Task instructions: Transcribe all of the material exactly.

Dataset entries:
● ● ● ● ● ● ●
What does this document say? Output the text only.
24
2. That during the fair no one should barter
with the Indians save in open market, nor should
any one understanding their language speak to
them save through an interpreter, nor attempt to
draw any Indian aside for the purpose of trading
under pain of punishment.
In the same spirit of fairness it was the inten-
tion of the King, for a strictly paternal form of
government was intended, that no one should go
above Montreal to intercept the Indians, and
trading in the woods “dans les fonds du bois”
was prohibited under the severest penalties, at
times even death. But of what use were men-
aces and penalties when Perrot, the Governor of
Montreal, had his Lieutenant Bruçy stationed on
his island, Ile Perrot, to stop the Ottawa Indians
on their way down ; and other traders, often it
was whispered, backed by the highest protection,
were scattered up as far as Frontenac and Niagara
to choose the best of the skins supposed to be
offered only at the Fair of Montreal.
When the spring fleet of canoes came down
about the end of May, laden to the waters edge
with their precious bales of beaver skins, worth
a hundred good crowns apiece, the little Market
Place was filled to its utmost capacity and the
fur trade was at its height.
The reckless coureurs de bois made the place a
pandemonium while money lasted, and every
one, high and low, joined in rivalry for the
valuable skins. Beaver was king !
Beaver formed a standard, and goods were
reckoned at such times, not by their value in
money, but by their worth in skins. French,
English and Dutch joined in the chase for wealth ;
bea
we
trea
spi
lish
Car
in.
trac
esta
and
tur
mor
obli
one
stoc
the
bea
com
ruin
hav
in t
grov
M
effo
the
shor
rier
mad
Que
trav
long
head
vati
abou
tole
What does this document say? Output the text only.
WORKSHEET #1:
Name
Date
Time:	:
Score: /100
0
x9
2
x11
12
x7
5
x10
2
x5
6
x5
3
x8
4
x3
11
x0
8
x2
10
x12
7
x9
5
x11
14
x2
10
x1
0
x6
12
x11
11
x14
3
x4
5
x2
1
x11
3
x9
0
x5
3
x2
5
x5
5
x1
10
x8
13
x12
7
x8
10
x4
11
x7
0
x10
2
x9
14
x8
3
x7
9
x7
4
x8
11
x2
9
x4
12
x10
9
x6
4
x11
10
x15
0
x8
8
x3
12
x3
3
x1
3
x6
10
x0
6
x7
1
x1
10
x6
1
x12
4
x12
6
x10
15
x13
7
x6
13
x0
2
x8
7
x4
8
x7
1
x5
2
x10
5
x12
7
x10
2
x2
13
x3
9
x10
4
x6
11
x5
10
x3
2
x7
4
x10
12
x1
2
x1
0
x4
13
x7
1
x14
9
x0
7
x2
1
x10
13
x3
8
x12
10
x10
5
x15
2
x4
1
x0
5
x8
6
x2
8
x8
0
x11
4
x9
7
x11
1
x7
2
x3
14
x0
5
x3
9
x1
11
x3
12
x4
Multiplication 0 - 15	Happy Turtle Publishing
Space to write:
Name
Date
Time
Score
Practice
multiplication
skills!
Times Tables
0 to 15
● ● ● ● ● ● ●
Task response:
What does this document say? Output the text only.
24
2. That during the fair no one should barter
with the Indians save in open market, nor should
any one understanding their language speak to
them save through an interpreter, nor attempt to
draw any Indian aside for the purpose of trading
under pain of punishment.
In the same spirit of fairness it was the inten-
tion of the King, for a strictly paternal form of
government was intended, that no one should go
above Montreal to intercept the Indians, and
trading in the woods “dans les fonds du bois”
was prohibited under the severest penalties, at
times even death. But of what use were men-
aces and penalties when Perrot, the Governor of
Montreal, had his Lieutenant Bruçy stationed on
his island, Ile Perrot, to stop the Ottawa Indians
on their way down ; and other traders, often it
was whispered, backed by the highest protection,
were scattered up as far as Frontenac and Niagara
to choose the best of the skins supposed to be
offered only at the Fair of Montreal.
When the spring fleet of canoes came down
about the end of May, laden to the waters edge
with their precious bales of beaver skins, worth
a hundred good crowns apiece, the little Market
Place was filled to its utmost capacity and the
fur trade was at its height.
The reckless coureurs de bois made the place a
pandemonium while money lasted, and every
one, high and low, joined in rivalry for the
valuable skins. Beaver was king !
Beaver formed a standard, and goods were
reckoned at such times, not by their value in
money, but by their worth in skins. French,
English and Dutch joined in the chase for wealth ;
bea
we
trea
spi
lish
Car
in.
trac
esta
and
tur
mor
obli
one
stoc
the
bea
com
ruin
hav
in t
grov
M
effo
the
shor
rier
mad
Que
trav
long
head
vati
abou
tole
What does this document say? Output the text only.
WORKSHEET #1:
Name
Date
Time:	:
Score: /100
0
x9
2
x11
12
x7
5
x10
2
x5
6
x5
3
x8
4
x3
11
x0
8
x2
10
x12
7
x9
5
x11
14
x2
10
x1
0
x6
12
x11
11
x14
3
x4
5
x2
1
x11
3
x9
0
x5
3
x2
5
x5
5
x1
10
x8
13
x12
7
x8
10
x4
11
x7
0
x10
2
x9
14
x8
3
x7
9
x7
4
x8
11
x2
9
x4
12
x10
9
x6
4
x11
10
x15
0
x8
8
x3
12
x3
3
x1
3
x6
10
x0
6
x7
1
x1
10
x6
1
x12
4
x12
6
x10
15
x13
7
x6
13
x0
2
x8
7
x4
8
x7
1
x5
2
x10
5
x12
7
x10
2
x2
13
x3
9
x10
4
x6
11
x5
10
x3
2
x7
4
x10
12
x1
2
x1
0
x4
13
x7
1
x14
9
x0
7
x2
1
x10
13
x3
8
x12
10
x10
5
x15
2
x4
1
x0
5
x8
6
x2
8
x8
0
x11
4
x9
7
x11
1
x7
2
x3
14
x0
5
x3
9
x1
11
x3
12
x4
Multiplication 0 - 15	Happy Turtle Publishing
Space to write:
Name
Date
Time
Score
Practice
multiplication
skills!
Times Tables
0 to 15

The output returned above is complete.